> **What the exercise asks**: Search the records below for the word "скорости" and show every line where it occurs.

> **Data shown**:

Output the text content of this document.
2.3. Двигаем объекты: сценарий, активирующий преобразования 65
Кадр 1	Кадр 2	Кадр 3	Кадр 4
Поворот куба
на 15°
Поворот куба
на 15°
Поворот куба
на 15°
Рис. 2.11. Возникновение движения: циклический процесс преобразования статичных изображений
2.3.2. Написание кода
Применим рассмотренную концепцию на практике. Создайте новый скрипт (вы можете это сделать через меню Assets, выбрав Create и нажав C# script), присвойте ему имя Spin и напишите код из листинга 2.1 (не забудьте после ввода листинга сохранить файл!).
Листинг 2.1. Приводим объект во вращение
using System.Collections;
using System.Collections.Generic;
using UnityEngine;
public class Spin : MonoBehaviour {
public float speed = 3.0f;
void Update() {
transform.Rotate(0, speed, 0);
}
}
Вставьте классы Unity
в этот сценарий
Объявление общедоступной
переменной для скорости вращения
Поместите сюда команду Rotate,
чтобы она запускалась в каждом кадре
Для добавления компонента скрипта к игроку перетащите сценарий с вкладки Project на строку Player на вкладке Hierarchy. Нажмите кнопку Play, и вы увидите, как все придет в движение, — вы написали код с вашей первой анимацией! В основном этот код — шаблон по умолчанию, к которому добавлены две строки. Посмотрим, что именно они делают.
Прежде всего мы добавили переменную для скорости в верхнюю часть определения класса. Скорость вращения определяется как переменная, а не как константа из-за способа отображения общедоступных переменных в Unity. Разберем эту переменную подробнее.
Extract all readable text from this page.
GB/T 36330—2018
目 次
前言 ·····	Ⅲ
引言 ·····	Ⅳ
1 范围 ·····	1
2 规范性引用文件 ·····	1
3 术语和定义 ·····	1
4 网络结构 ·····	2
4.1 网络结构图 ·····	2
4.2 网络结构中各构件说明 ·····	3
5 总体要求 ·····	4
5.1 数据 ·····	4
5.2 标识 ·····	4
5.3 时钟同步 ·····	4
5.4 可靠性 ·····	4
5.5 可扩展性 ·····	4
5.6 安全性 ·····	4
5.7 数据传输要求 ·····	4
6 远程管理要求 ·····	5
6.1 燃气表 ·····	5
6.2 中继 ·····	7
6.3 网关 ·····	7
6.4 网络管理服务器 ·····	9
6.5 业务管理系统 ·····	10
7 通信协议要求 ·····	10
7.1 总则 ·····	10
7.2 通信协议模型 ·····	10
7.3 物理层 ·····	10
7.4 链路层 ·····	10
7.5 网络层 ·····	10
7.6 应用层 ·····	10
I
--
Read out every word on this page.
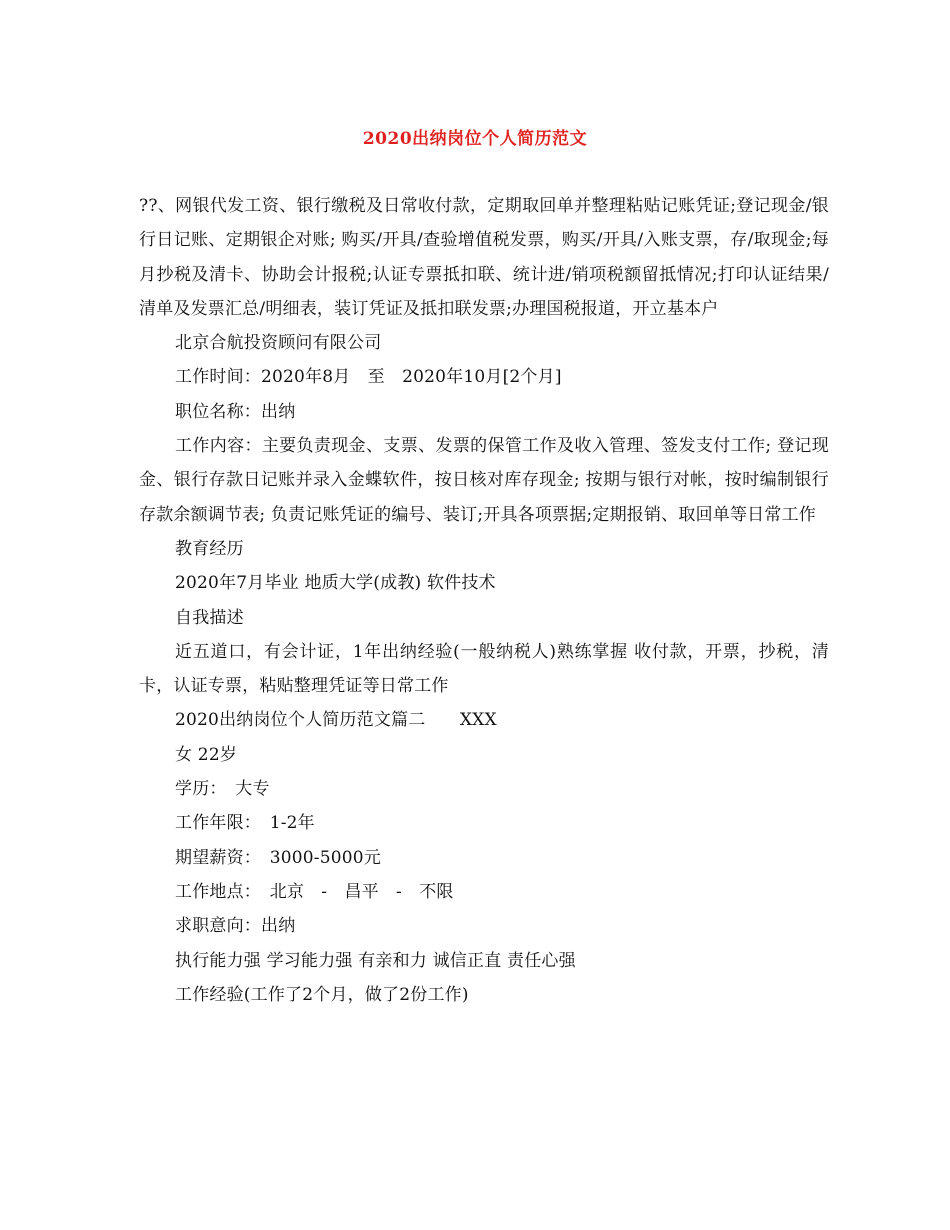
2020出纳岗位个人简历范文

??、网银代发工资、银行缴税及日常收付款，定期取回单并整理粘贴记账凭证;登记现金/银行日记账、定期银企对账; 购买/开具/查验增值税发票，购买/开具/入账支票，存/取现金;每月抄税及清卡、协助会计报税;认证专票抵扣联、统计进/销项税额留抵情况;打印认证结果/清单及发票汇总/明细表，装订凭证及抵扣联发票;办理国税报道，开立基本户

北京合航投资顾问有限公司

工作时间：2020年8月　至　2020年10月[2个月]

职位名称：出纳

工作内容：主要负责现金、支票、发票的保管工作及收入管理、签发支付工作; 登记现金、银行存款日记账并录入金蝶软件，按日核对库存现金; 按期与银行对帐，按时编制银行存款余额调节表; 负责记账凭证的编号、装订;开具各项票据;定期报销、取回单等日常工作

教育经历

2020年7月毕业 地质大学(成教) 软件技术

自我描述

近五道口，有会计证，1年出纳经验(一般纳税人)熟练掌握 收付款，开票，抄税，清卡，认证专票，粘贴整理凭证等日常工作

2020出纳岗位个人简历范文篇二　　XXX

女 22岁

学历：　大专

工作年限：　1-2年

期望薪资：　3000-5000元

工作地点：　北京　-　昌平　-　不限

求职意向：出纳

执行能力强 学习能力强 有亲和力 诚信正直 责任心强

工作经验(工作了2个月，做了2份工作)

> **Solution to this exercise**:
переменной для скорости вращения
Прежде всего мы добавили переменную для скорости в верхнюю часть определения класса. Скорость вращения определяется как переменная, а не как константа из-за способа отображения общедоступных переменных в Unity. Разберем эту переменную подробнее.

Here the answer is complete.